--- Data provided ---

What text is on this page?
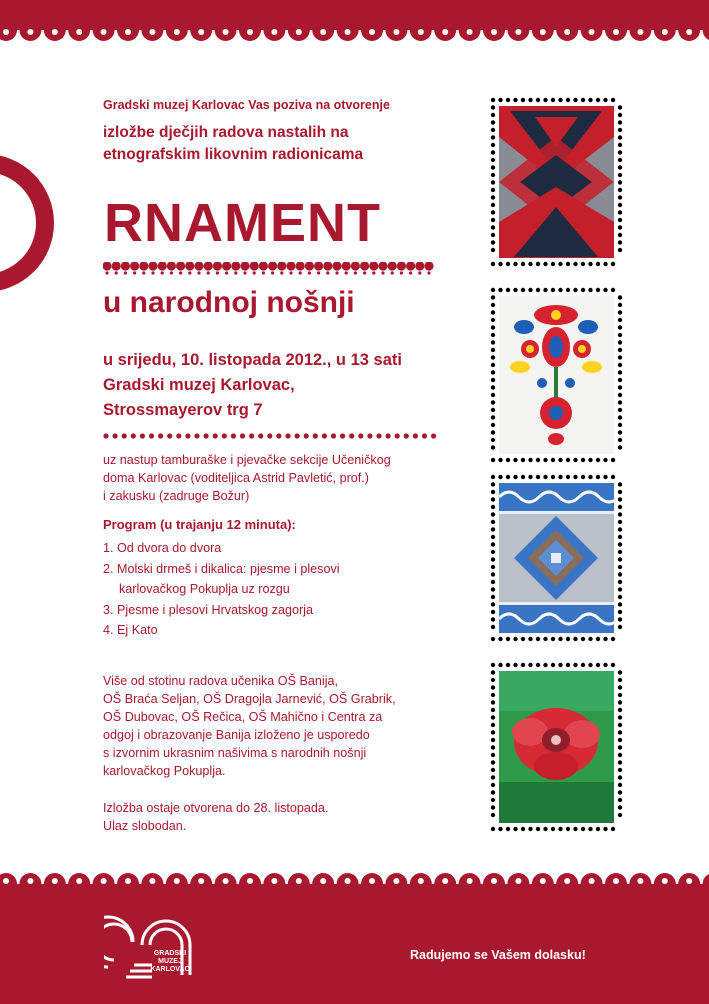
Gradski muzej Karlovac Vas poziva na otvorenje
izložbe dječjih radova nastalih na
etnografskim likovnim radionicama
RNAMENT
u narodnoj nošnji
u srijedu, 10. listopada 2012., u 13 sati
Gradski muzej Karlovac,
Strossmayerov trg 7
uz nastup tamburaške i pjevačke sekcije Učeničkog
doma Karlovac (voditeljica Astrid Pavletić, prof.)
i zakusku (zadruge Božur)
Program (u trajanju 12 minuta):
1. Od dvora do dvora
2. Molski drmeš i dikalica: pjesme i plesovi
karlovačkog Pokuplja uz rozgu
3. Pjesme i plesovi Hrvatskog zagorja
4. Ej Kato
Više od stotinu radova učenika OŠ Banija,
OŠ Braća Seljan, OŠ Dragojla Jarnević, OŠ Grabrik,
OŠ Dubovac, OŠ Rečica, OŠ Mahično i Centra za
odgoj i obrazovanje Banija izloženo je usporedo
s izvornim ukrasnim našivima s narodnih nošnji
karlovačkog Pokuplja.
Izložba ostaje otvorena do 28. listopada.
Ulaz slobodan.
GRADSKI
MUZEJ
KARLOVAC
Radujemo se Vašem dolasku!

--

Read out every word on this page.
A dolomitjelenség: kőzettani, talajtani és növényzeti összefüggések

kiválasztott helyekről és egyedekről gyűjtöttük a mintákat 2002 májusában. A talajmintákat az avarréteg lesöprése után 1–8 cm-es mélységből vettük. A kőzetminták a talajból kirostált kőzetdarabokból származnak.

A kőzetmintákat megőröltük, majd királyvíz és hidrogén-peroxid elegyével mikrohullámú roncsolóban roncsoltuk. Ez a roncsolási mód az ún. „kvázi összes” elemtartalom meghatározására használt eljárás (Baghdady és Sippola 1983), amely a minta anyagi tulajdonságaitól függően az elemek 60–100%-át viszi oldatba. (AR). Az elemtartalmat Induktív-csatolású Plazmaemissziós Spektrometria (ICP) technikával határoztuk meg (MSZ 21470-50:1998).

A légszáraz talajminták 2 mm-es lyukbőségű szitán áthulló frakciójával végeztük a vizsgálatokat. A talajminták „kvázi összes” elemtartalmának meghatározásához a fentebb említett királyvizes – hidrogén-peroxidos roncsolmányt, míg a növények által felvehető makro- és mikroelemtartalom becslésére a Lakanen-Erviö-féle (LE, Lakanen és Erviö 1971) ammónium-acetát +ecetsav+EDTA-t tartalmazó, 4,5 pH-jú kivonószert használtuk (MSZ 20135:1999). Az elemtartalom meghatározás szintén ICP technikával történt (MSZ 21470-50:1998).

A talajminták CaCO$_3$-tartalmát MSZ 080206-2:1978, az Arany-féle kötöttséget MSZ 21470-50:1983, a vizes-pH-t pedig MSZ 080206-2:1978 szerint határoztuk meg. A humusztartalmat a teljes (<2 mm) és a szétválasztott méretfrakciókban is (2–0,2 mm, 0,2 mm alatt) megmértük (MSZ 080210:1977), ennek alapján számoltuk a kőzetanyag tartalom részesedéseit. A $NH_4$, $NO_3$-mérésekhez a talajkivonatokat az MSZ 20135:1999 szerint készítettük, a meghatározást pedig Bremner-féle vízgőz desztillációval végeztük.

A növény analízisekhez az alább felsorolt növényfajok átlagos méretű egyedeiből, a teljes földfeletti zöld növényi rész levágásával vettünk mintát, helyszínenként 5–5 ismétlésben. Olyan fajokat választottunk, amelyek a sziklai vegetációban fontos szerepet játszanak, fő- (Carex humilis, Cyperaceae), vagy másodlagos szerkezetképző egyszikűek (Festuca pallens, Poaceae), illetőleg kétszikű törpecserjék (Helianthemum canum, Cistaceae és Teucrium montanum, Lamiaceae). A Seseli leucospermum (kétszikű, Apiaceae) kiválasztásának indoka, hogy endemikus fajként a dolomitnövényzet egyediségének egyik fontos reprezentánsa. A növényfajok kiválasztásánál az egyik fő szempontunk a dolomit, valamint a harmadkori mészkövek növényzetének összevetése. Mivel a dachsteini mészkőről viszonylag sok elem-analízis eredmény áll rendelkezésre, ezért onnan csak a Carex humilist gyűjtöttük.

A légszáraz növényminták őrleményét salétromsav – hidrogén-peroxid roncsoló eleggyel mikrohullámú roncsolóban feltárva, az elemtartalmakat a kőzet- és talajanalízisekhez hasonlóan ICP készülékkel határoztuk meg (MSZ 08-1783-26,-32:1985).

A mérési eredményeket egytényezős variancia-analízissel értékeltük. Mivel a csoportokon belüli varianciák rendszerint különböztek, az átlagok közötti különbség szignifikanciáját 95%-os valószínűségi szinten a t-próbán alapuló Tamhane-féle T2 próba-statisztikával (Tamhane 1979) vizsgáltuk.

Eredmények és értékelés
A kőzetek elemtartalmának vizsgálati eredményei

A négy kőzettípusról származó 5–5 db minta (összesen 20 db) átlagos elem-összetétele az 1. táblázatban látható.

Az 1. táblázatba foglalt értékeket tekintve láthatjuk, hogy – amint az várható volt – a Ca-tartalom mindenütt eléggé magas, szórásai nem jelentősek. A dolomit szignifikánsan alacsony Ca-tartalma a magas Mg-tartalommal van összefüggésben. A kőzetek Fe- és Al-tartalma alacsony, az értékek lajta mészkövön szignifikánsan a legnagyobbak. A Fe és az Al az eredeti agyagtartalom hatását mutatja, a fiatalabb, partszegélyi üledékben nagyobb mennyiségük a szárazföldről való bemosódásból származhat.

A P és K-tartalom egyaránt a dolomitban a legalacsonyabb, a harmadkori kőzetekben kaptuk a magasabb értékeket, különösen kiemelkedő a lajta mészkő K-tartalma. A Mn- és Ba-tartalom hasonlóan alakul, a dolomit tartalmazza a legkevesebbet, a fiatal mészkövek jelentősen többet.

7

--- Prompt ---
Lines containing the word "Banija" are to be tallied; report only the total.

--- Problem solution ---
2